--- BEGIN Extracted entries ---

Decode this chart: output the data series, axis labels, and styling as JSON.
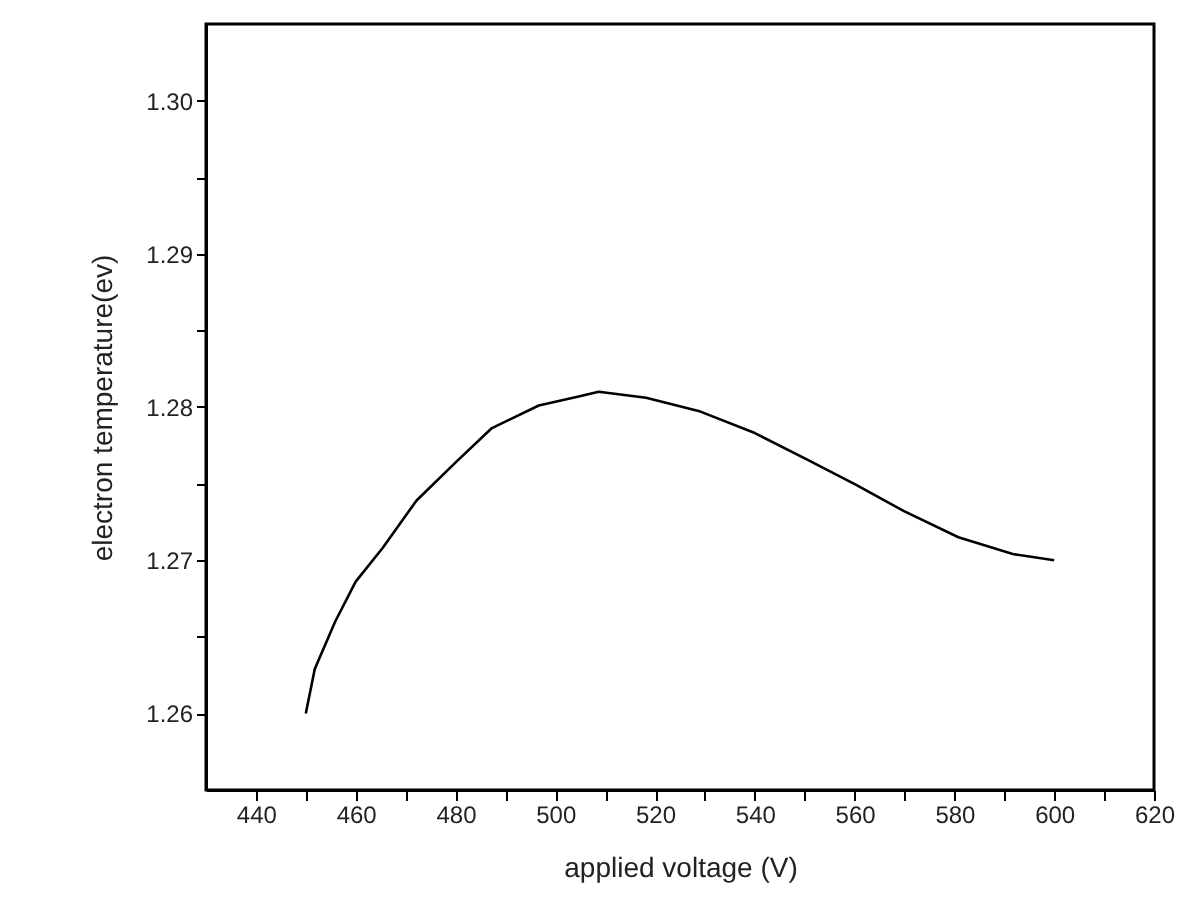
{
  "chart_data": {
    "type": "line",
    "xlabel": "applied voltage (V)",
    "ylabel": "electron temperature(ev)",
    "x": [
      450,
      451.8,
      455.9,
      460,
      465.4,
      472.2,
      480.4,
      487.2,
      496.7,
      504.9,
      508.7,
      518.2,
      529.1,
      540,
      550.9,
      560.4,
      569.9,
      580.8,
      591.7,
      600
    ],
    "series": [
      {
        "color": "#000000",
        "values": [
          1.26,
          1.2629,
          1.266,
          1.2686,
          1.2708,
          1.2739,
          1.2765,
          1.2786,
          1.2801,
          1.2807,
          1.281,
          1.2806,
          1.2797,
          1.2783,
          1.2765,
          1.2749,
          1.2732,
          1.2715,
          1.2704,
          1.27
        ]
      }
    ],
    "xlim": [
      430,
      620
    ],
    "ylim": [
      1.255,
      1.305
    ],
    "xticks": [
      440,
      {
        "value": 450,
        "label": null
      },
      460,
      {
        "value": 470,
        "label": null
      },
      480,
      {
        "value": 490,
        "label": null
      },
      500,
      {
        "value": 510,
        "label": null
      },
      520,
      {
        "value": 530,
        "label": null
      },
      540,
      {
        "value": 550,
        "label": null
      },
      560,
      {
        "value": 570,
        "label": null
      },
      580,
      {
        "value": 590,
        "label": null
      },
      600,
      {
        "value": 610,
        "label": null
      },
      620
    ],
    "yticks": [
      {
        "value": 1.26,
        "label": "1.26"
      },
      {
        "value": 1.265,
        "label": null
      },
      {
        "value": 1.27,
        "label": "1.27"
      },
      {
        "value": 1.275,
        "label": null
      },
      {
        "value": 1.28,
        "label": "1.28"
      },
      {
        "value": 1.285,
        "label": null
      },
      {
        "value": 1.29,
        "label": "1.29"
      },
      {
        "value": 1.295,
        "label": null
      },
      {
        "value": 1.3,
        "label": "1.30"
      }
    ],
    "grid": false,
    "legend": false,
    "marker": "none",
    "line_style": "solid"
  }
}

--- END Extracted entries ---

**Exercise**
Pick out the lines that contain "series" and copy them.

**Expected answer**
Decode this chart: output the data series, axis labels, and styling as JSON.
    "series": [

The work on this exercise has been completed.